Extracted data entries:
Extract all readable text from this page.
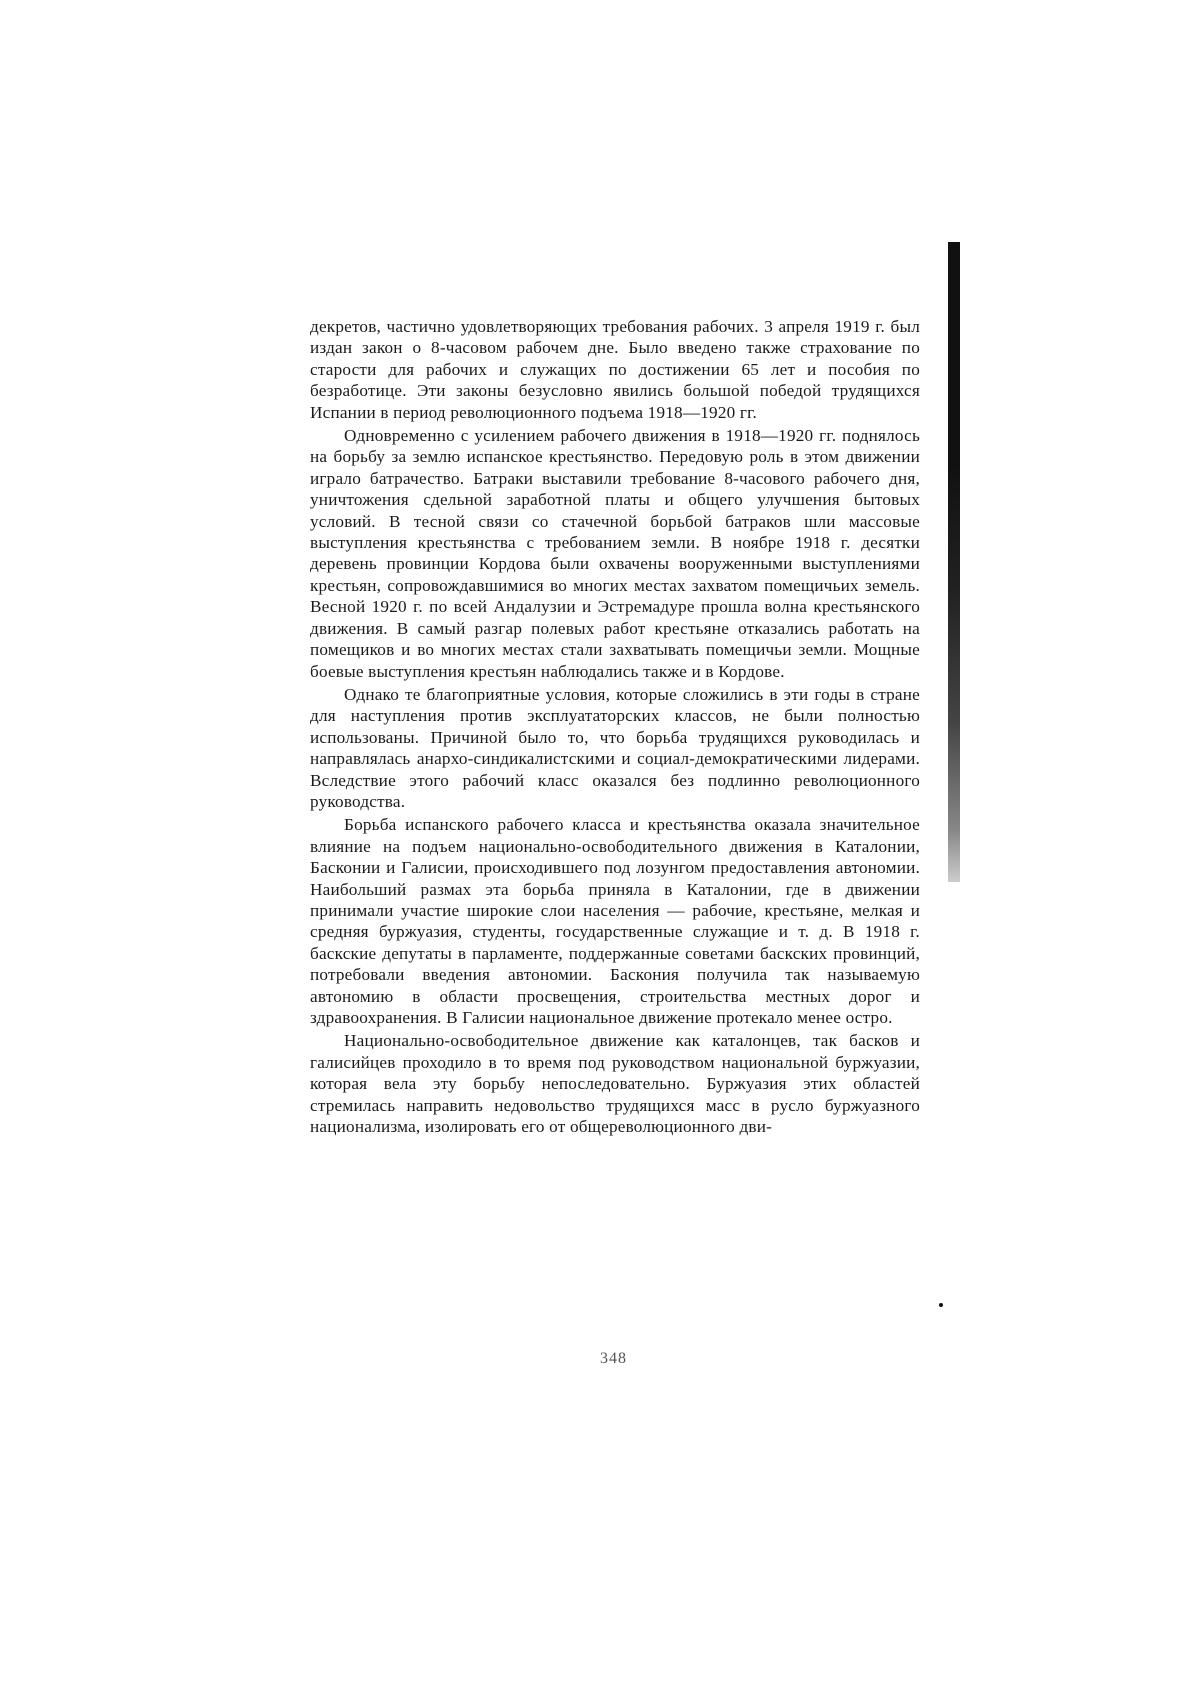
декретов, частично удовлетворяющих требования рабочих. 3 апреля 1919 г. был издан закон о 8-часовом рабочем дне. Было введено также страхование по старости для рабочих и служащих по достижении 65 лет и пособия по безработице. Эти законы безусловно явились большой победой трудящихся Испании в период революционного подъема 1918—1920 гг.

Одновременно с усилением рабочего движения в 1918—1920 гг. поднялось на борьбу за землю испанское крестьянство. Передовую роль в этом движении играло батрачество. Батраки выставили требование 8-часового рабочего дня, уничтожения сдельной заработной платы и общего улучшения бытовых условий. В тесной связи со стачечной борьбой батраков шли массовые выступления крестьянства с требованием земли. В ноябре 1918 г. десятки деревень провинции Кордова были охвачены вооруженными выступлениями крестьян, сопровождавшимися во многих местах захватом помещичьих земель. Весной 1920 г. по всей Андалузии и Эстремадуре прошла волна крестьянского движения. В самый разгар полевых работ крестьяне отказались работать на помещиков и во многих местах стали захватывать помещичьи земли. Мощные боевые выступления крестьян наблюдались также и в Кордове.

Однако те благоприятные условия, которые сложились в эти годы в стране для наступления против эксплуататорских классов, не были полностью использованы. Причиной было то, что борьба трудящихся руководилась и направлялась анархо-синдикалистскими и социал-демократическими лидерами. Вследствие этого рабочий класс оказался без подлинно революционного руководства.

Борьба испанского рабочего класса и крестьянства оказала значительное влияние на подъем национально-освободительного движения в Каталонии, Басконии и Галисии, происходившего под лозунгом предоставления автономии. Наибольший размах эта борьба приняла в Каталонии, где в движении принимали участие широкие слои населения — рабочие, крестьяне, мелкая и средняя буржуазия, студенты, государственные служащие и т. д. В 1918 г. баскские депутаты в парламенте, поддержанные советами баскских провинций, потребовали введения автономии. Баскония получила так называемую автономию в области просвещения, строительства местных дорог и здравоохранения. В Галисии национальное движение протекало менее остро.

Национально-освободительное движение как каталонцев, так басков и галисийцев проходило в то время под руководством национальной буржуазии, которая вела эту борьбу непоследовательно. Буржуазия этих областей стремилась направить недовольство трудящихся масс в русло буржуазного национализма, изолировать его от общереволюционного дви-

348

→ Exercise goal:
Can you restate all the records above word for word while dropping the pictures?

→ Reply:
Extract all readable text from this page.
декретов, частично удовлетворяющих требования рабочих. 3 апреля 1919 г. был издан закон о 8-часовом рабочем дне. Было введено также страхование по старости для рабочих и служащих по достижении 65 лет и пособия по безработице. Эти законы безусловно явились большой победой трудящихся Испании в период революционного подъема 1918—1920 гг.

Одновременно с усилением рабочего движения в 1918—1920 гг. поднялось на борьбу за землю испанское крестьянство. Передовую роль в этом движении играло батрачество. Батраки выставили требование 8-часового рабочего дня, уничтожения сдельной заработной платы и общего улучшения бытовых условий. В тесной связи со стачечной борьбой батраков шли массовые выступления крестьянства с требованием земли. В ноябре 1918 г. десятки деревень провинции Кордова были охвачены вооруженными выступлениями крестьян, сопровождавшимися во многих местах захватом помещичьих земель. Весной 1920 г. по всей Андалузии и Эстремадуре прошла волна крестьянского движения. В самый разгар полевых работ крестьяне отказались работать на помещиков и во многих местах стали захватывать помещичьи земли. Мощные боевые выступления крестьян наблюдались также и в Кордове.

Однако те благоприятные условия, которые сложились в эти годы в стране для наступления против эксплуататорских классов, не были полностью использованы. Причиной было то, что борьба трудящихся руководилась и направлялась анархо-синдикалистскими и социал-демократическими лидерами. Вследствие этого рабочий класс оказался без подлинно революционного руководства.

Борьба испанского рабочего класса и крестьянства оказала значительное влияние на подъем национально-освободительного движения в Каталонии, Басконии и Галисии, происходившего под лозунгом предоставления автономии. Наибольший размах эта борьба приняла в Каталонии, где в движении принимали участие широкие слои населения — рабочие, крестьяне, мелкая и средняя буржуазия, студенты, государственные служащие и т. д. В 1918 г. баскские депутаты в парламенте, поддержанные советами баскских провинций, потребовали введения автономии. Баскония получила так называемую автономию в области просвещения, строительства местных дорог и здравоохранения. В Галисии национальное движение протекало менее остро.

Национально-освободительное движение как каталонцев, так басков и галисийцев проходило в то время под руководством национальной буржуазии, которая вела эту борьбу непоследовательно. Буржуазия этих областей стремилась направить недовольство трудящихся масс в русло буржуазного национализма, изолировать его от общереволюционного дви-

348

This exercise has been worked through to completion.